Stated problem:
In the entries below, find the lines with the word "Vivian" and copy them.

╔══

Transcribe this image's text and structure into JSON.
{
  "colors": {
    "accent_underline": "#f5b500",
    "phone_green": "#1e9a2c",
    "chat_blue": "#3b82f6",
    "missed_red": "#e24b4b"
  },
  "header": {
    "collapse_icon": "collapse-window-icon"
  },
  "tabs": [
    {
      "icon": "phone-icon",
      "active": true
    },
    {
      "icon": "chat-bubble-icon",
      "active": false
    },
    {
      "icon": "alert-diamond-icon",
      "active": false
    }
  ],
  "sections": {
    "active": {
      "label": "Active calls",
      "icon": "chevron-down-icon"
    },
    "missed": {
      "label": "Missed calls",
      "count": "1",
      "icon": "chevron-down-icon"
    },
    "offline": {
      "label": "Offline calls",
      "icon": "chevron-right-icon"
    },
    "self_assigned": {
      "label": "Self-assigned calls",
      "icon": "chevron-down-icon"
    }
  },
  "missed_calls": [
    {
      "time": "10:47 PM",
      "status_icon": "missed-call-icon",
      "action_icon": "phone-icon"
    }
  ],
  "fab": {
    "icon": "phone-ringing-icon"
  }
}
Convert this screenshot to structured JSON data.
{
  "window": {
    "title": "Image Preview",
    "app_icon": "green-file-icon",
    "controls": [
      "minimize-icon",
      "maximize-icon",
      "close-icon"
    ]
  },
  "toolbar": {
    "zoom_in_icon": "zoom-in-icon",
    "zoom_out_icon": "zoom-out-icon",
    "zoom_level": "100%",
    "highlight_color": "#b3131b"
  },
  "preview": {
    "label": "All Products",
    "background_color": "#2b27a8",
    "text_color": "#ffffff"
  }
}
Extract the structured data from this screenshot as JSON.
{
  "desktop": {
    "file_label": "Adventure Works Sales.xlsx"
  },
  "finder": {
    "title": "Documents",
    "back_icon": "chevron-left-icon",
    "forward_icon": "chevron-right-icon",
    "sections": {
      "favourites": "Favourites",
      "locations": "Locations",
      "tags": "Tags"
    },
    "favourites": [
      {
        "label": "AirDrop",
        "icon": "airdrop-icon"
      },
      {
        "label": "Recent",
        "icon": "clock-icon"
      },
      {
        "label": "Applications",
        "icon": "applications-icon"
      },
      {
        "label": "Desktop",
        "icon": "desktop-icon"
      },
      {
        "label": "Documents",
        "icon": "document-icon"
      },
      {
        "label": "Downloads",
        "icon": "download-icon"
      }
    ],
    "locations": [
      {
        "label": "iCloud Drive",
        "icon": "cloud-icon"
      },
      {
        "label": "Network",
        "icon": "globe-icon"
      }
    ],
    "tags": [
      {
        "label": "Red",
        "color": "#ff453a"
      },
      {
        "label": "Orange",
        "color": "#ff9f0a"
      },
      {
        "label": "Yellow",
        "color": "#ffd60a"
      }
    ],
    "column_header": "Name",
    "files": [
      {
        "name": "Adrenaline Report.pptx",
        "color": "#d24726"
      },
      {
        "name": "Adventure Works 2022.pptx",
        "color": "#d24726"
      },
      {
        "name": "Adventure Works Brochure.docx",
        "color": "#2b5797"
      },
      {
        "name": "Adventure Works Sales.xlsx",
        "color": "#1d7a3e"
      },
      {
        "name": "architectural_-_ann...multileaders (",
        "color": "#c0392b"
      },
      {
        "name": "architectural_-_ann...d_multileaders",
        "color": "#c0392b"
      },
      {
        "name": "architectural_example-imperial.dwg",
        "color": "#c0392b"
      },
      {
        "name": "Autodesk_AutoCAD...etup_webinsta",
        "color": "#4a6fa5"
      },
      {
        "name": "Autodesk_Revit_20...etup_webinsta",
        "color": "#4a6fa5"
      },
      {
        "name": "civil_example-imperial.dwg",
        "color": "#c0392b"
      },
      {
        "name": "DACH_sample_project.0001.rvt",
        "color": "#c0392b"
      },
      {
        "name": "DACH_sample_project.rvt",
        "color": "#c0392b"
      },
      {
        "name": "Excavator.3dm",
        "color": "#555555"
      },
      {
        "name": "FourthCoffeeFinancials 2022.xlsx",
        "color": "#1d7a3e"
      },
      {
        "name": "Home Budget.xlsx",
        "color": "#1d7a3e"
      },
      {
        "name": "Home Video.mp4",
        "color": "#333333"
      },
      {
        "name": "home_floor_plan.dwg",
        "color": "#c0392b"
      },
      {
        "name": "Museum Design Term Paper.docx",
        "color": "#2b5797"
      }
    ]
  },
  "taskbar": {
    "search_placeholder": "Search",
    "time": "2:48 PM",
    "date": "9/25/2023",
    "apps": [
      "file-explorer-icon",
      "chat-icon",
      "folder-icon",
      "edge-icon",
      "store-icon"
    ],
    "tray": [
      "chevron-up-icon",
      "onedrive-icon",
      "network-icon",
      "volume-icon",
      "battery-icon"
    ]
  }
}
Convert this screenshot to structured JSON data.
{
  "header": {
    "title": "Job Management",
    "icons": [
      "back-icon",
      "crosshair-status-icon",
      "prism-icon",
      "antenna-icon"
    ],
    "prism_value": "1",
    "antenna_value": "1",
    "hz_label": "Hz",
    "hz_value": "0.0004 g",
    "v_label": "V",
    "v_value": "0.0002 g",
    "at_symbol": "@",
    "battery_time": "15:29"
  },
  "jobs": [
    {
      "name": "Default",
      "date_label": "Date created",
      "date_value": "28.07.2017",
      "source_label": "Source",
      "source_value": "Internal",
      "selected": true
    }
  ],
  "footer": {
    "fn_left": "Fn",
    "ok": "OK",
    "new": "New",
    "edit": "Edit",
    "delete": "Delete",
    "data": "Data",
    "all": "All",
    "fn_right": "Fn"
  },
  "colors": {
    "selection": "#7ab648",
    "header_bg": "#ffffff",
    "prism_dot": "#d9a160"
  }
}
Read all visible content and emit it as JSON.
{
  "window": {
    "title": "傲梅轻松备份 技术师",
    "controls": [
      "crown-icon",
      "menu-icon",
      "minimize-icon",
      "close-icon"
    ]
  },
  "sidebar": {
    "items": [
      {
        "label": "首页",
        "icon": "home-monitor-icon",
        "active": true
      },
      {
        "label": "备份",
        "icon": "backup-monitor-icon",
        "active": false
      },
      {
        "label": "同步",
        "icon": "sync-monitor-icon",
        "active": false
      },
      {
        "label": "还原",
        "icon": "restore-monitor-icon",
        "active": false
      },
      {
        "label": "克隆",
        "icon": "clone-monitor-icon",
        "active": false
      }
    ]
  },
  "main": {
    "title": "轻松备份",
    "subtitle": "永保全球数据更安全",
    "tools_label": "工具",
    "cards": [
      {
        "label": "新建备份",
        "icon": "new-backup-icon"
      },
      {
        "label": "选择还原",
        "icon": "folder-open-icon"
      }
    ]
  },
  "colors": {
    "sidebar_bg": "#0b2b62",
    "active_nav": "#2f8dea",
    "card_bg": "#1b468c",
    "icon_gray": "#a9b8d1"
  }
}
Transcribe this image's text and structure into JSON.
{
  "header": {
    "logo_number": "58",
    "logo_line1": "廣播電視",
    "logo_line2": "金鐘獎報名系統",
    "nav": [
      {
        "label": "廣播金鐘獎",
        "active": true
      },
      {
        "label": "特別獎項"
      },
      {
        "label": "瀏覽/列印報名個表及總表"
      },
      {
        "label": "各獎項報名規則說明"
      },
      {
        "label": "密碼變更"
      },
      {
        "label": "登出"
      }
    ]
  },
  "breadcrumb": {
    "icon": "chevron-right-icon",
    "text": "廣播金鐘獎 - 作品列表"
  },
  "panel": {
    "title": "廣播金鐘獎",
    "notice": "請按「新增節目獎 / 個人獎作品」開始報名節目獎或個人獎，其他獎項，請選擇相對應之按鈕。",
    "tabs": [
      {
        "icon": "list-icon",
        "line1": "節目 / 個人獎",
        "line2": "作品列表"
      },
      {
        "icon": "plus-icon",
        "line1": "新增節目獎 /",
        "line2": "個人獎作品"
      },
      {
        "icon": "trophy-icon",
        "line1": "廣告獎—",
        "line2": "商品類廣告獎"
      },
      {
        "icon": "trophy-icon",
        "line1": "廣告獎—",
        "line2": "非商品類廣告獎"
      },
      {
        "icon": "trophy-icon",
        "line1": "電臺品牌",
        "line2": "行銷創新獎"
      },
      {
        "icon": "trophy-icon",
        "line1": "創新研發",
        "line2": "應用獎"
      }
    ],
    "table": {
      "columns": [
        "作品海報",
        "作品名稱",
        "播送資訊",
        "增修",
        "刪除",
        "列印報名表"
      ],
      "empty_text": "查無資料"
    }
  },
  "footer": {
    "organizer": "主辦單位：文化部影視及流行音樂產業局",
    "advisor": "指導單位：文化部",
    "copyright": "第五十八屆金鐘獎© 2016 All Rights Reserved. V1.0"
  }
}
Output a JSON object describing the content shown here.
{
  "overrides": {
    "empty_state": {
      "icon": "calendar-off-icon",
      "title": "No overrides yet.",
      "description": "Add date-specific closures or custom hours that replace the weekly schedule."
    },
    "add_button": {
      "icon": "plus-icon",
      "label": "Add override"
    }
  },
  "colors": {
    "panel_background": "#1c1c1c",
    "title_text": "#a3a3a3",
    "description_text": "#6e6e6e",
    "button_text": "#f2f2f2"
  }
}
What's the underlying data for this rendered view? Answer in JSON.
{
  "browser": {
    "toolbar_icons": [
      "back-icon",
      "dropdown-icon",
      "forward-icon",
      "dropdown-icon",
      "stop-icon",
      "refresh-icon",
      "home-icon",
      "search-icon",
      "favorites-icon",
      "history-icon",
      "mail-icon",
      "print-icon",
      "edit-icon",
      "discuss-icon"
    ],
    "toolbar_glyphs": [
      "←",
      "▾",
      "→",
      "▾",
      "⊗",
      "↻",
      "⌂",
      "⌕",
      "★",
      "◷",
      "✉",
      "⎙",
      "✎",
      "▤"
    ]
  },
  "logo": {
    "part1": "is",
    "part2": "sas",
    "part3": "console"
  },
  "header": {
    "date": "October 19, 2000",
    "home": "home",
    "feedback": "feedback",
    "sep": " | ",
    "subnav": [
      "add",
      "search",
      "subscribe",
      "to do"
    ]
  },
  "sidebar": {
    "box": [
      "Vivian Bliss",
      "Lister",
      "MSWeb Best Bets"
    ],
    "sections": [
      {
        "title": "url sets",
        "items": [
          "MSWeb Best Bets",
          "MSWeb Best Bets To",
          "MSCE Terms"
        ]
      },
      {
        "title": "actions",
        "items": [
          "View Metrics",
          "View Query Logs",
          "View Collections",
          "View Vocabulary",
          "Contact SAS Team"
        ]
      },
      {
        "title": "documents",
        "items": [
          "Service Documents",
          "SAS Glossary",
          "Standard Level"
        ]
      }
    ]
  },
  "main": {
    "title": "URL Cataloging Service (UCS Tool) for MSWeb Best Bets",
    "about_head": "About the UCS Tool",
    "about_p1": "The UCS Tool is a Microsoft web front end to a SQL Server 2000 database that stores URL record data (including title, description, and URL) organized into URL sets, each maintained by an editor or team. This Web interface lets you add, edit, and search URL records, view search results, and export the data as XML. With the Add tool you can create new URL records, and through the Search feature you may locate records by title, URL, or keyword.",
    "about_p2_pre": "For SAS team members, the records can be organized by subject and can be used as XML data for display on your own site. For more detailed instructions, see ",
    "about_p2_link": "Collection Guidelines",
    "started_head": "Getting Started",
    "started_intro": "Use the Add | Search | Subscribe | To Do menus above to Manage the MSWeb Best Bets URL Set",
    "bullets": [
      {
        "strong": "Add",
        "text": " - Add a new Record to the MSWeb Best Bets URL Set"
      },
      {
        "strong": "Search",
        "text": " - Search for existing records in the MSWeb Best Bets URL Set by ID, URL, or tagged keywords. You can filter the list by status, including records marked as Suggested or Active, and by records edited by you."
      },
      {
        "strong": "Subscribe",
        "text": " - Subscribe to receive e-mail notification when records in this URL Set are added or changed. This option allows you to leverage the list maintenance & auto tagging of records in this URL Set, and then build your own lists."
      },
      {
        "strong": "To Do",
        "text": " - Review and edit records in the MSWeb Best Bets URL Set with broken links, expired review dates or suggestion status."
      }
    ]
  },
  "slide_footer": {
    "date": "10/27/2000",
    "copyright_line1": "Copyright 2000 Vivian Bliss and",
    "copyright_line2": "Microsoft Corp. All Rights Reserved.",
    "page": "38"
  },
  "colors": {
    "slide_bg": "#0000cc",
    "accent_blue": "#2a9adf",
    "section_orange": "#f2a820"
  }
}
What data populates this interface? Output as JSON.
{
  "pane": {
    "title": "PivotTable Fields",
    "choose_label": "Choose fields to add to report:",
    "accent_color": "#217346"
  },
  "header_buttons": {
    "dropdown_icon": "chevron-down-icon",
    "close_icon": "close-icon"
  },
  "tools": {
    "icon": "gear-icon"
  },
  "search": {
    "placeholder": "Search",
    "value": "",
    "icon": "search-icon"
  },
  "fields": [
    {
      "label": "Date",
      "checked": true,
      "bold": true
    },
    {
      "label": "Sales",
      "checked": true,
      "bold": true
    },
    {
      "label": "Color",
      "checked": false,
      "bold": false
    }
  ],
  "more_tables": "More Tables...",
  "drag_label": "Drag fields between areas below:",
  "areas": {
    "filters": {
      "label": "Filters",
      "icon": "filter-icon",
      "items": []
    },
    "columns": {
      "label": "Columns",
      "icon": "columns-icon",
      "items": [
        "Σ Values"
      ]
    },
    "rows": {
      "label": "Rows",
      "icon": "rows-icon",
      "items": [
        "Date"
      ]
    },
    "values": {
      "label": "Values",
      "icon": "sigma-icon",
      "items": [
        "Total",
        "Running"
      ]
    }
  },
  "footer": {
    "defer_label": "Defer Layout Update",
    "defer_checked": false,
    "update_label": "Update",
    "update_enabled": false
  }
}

╚══

Exercise answer:
      "Vivian Bliss",
    "copyright_line1": "Copyright 2000 Vivian Bliss and",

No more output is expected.